• _Quelle_
========================================================================

Introduction
Introduction Statistics Contact Development Disclaimer Help
# taz.de -- Endspurt im spanischen Wahlkampf: Nie wieder die Etablierten
> Am Sonntag gehen die Spanier erneut wählen. In der Provinz Guadalajara
> schickt Podemos einen ihrer Mitbegründer ins Rennen.
Bild: Fast schon von der Bildfläche verschwunden: Ministerpräsident Mariano R…
Villanueva/ Guadalajara taz | Ariel Jérez setzt sich an einen langen Tisch
in einem Gartenlokal von Villanueva de la Torre, einem Dorf in der Provinz
Guadalajara, 40 Autominuten östlich von Madrid. Für heute ist Schluss mit
Wahlkampf. Umgeben von Anhängern und Wählern seines Wahlbündnisses „Unidos
Podemos“, bestellt er ein Bier und genießt die Fleischspießchen, die ihm
der Wirt reicht. Villanueva ist die größte Gemeinde in dieser Provinz, wo
Podemos eine Bürgermeisterin stellt. Die 36-jährige Vanessa Sanchez lenkt
seit Mai 2015 die Geschicke des Ortes, sie sitzt mit am Tisch.
Den ganzen Tag ist Jérez durch die dünn besiedelte Region getourt. Der
49-jährige Politologe und Podemos-Mitbegründer aus Madrid kandidiert fürs
nationale Parlament. Vier Parteien streiten sich in Guadelajara um drei
Sitze – so viele Abgeordnete darf die Provinz ins Parlament entsenden. Bis
vor Kurzem teilten sich diese Sitze die zwei Altparteien, die noch
regierende konservative Partido Popular (PP) von Ministerpräsident Mariano
Rajoy und die sozialistische PSOE. Doch der Wahlgang am 20. Dezember 2015
brach das traditionelle Parteiengefüge auf.
Ariel Jérez hat im Dezember 17,5 Prozent der Stimmen erzielt. Knapp
daneben. „Mir fehlten 800 Stimmen für den Einzug ins Parlament“, erklärt
er. Die rechtsliberalen Ciudadanos erzielten damals den dritten
Abgeordnetensitz. Da aber im vergangenen Winter keine Regierung zustande
kam, müssen die Spanier am Sonntag erneut wählen gehen. Dieses Mal rechnet
sich Jérez gute Chancen aus. Denn seine Podemos hat sich zu einem
Wahlbündnis zusammengeschlossen: In Villanueva treten sie mit der
Vereinigten Linken als „Unidos Podemos“ an. „Die bringen mehr Stimmen mit,
als mir fehlten“, sagt Jérez.

========================================================================

• _Aufgabe 1_
Zieh aus den folgenden Zeilen jede heraus, in der die Zeichenfolge „screenshot“ vorkommt. Groß- und Kleinschreibung zählt.

• _Zeilenauszüge_

========================================================================

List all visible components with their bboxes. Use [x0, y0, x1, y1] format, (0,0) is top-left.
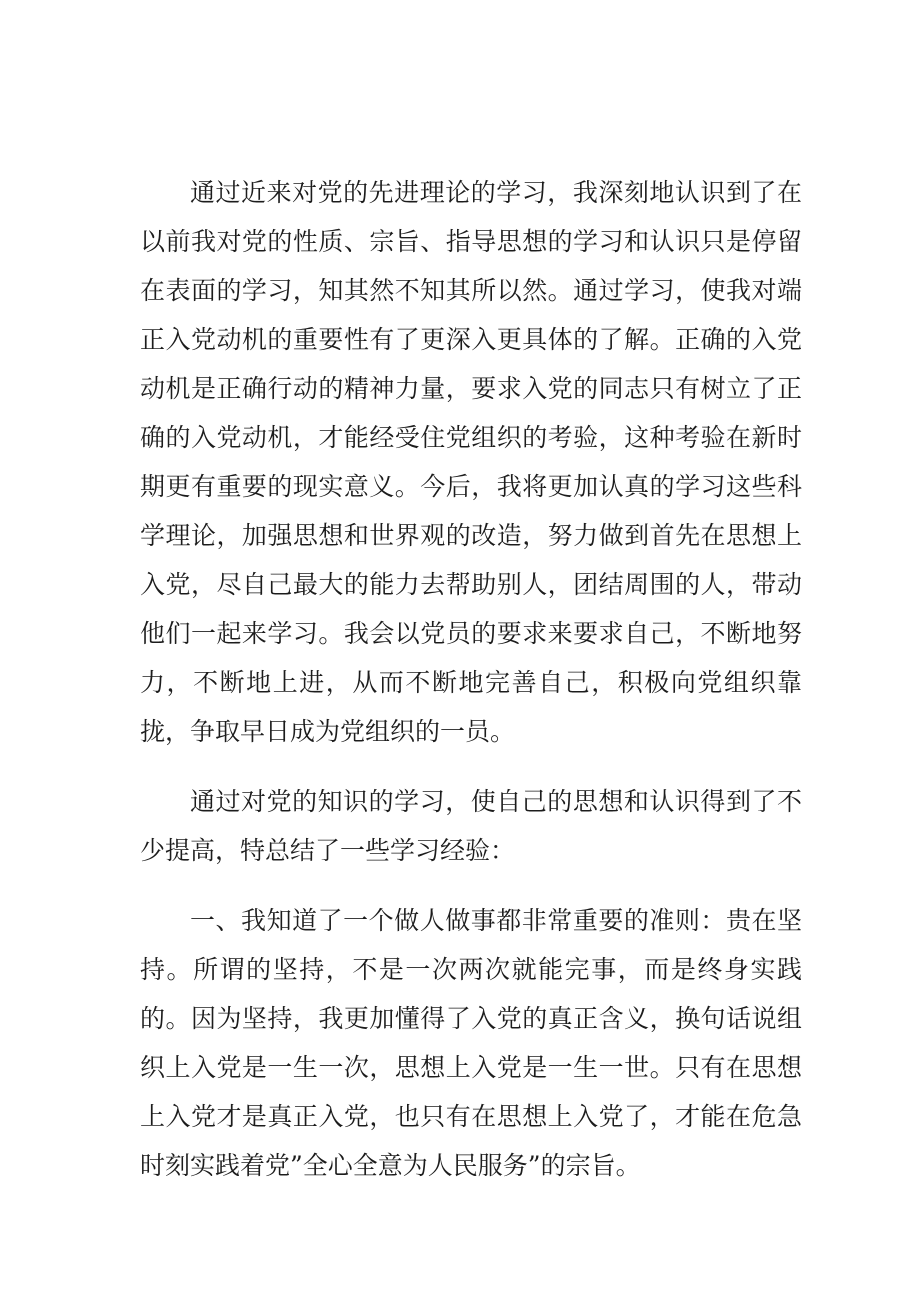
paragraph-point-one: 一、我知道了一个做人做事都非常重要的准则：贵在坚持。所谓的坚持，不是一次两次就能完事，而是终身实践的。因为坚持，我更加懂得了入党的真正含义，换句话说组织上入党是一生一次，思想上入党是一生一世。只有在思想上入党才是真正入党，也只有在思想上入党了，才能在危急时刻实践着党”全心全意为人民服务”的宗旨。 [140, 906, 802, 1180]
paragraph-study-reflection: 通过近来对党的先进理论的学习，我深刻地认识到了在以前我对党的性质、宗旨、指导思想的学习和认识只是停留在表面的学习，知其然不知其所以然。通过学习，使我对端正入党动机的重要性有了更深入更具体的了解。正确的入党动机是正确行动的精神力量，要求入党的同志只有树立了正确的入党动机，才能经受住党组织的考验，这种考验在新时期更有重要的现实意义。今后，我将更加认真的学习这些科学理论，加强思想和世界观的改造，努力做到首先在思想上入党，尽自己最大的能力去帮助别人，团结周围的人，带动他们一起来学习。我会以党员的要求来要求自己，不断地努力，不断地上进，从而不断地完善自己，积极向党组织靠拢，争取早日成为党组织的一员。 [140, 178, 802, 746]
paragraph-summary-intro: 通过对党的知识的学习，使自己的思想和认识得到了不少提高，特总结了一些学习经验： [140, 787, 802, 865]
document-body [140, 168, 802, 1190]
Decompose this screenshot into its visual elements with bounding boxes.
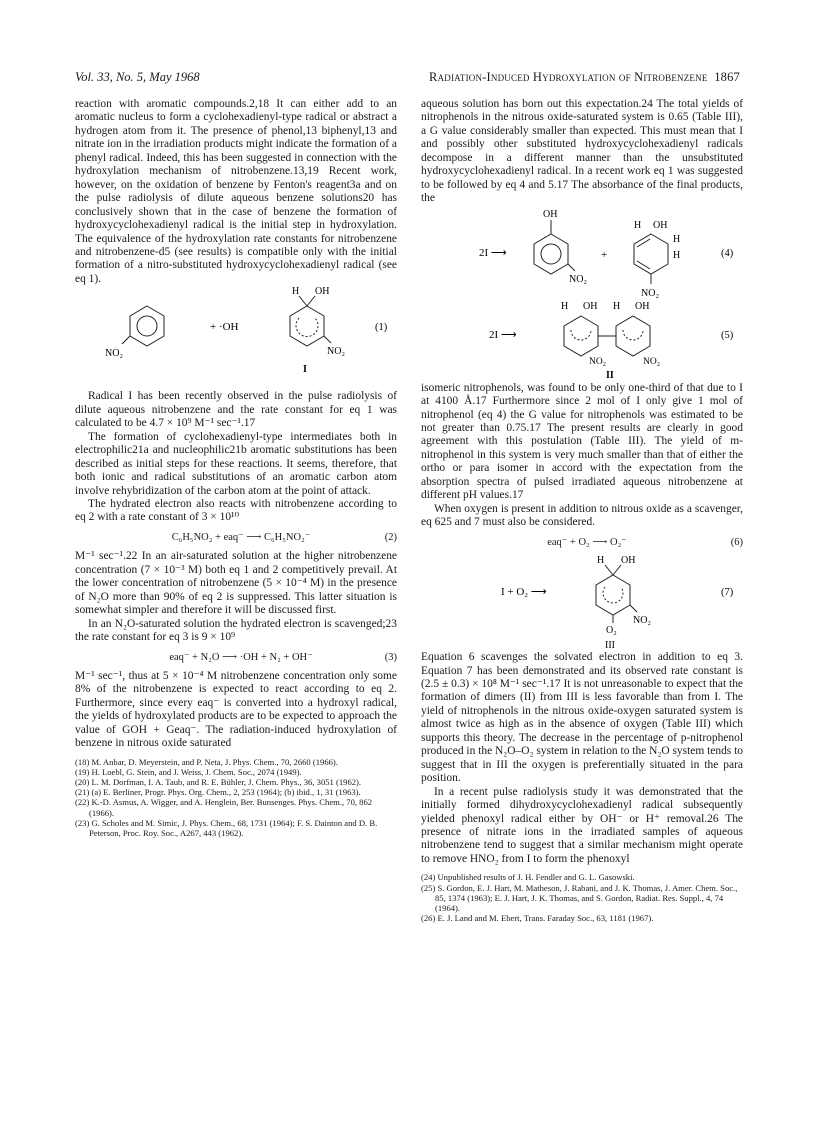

========================================================================

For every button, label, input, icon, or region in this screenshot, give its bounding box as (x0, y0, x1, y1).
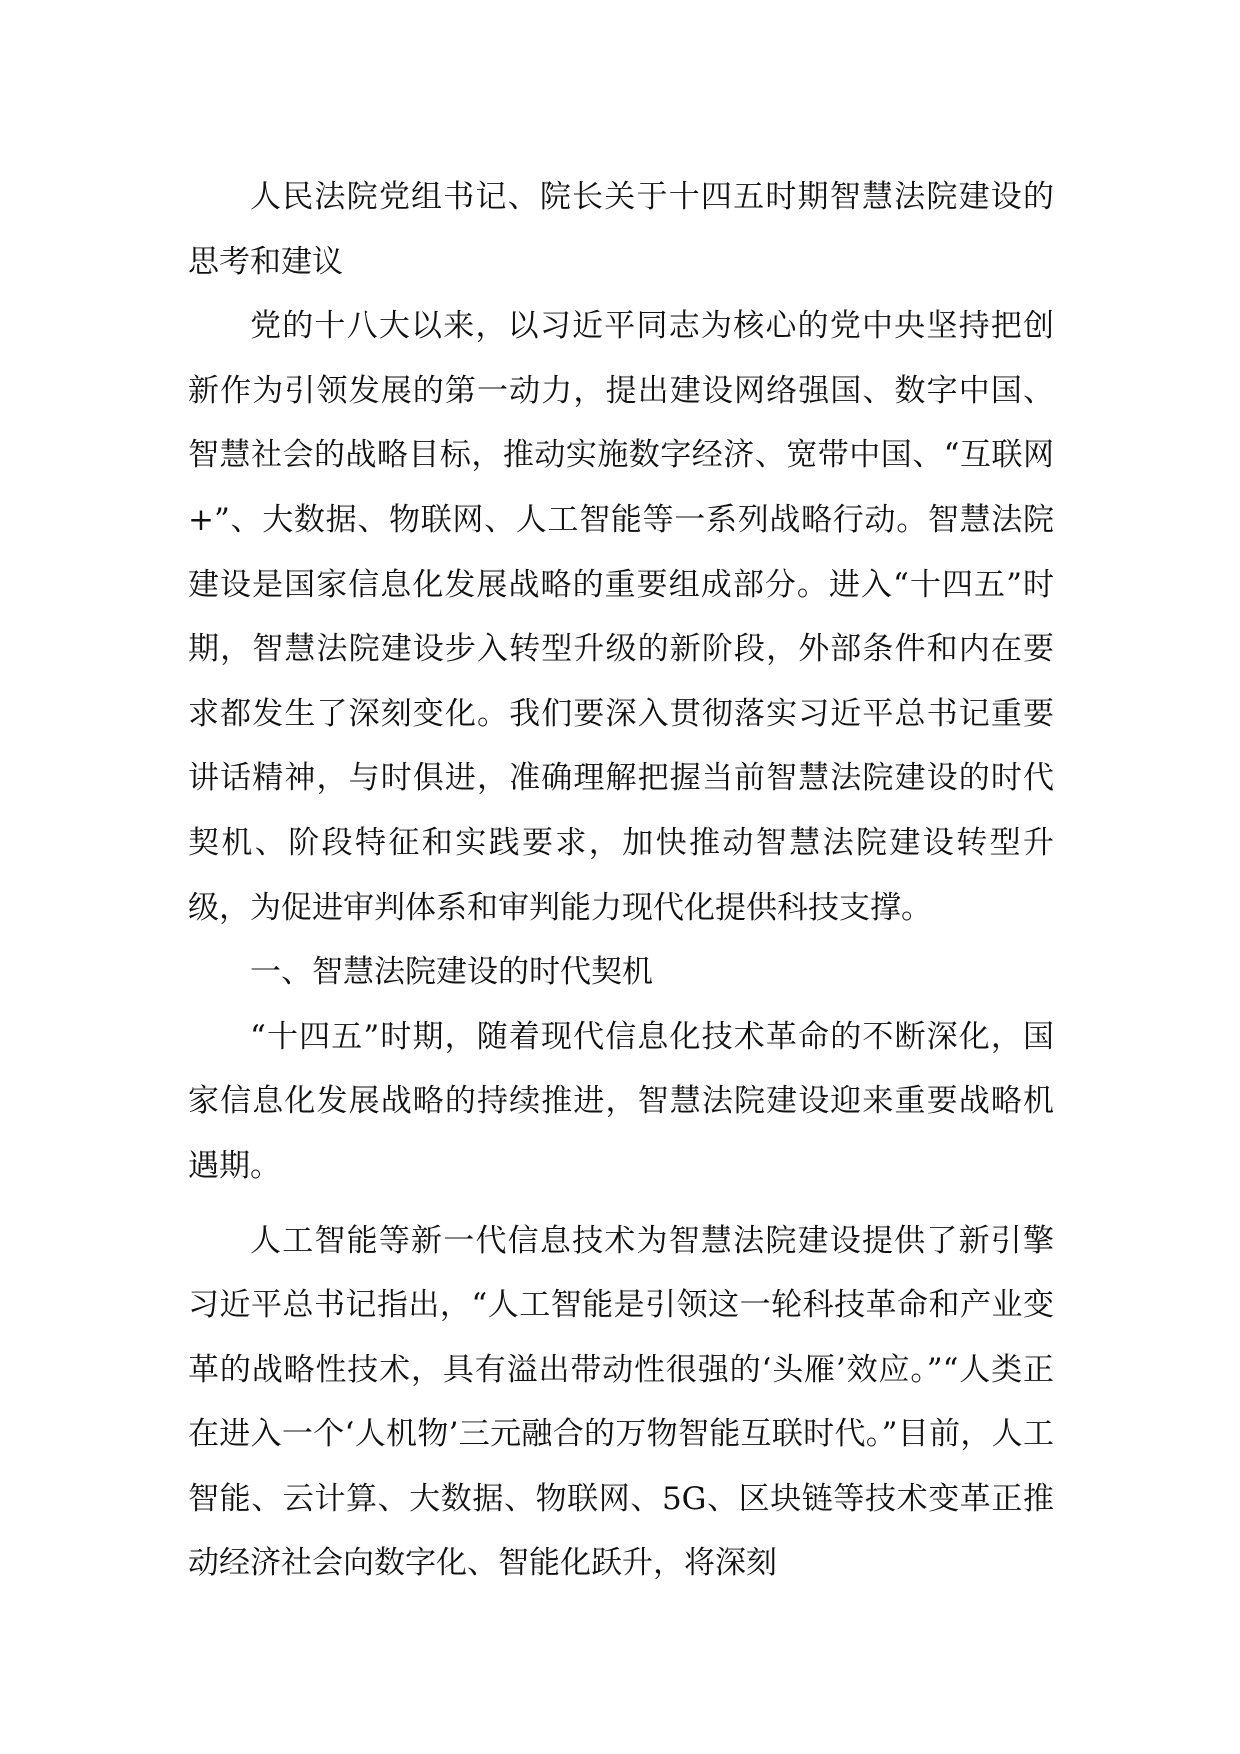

========================================================================

• _Aufgabe 2_
Seit wann ist Vanessa Sanchez laut dem Artikel über den spanischen Wahlkampf Bürgermeisterin von Villanueva de la Torre?

• _Vollständige Antwort 1_
Decompose this screenshot into its visual elements with bounding boxes.
For every button, label, input, icon, or region in this screenshot, give its bounding box as (x0, y0, x1, y1).

• _Vollständige Antwort 2_
Seit Mai 2015.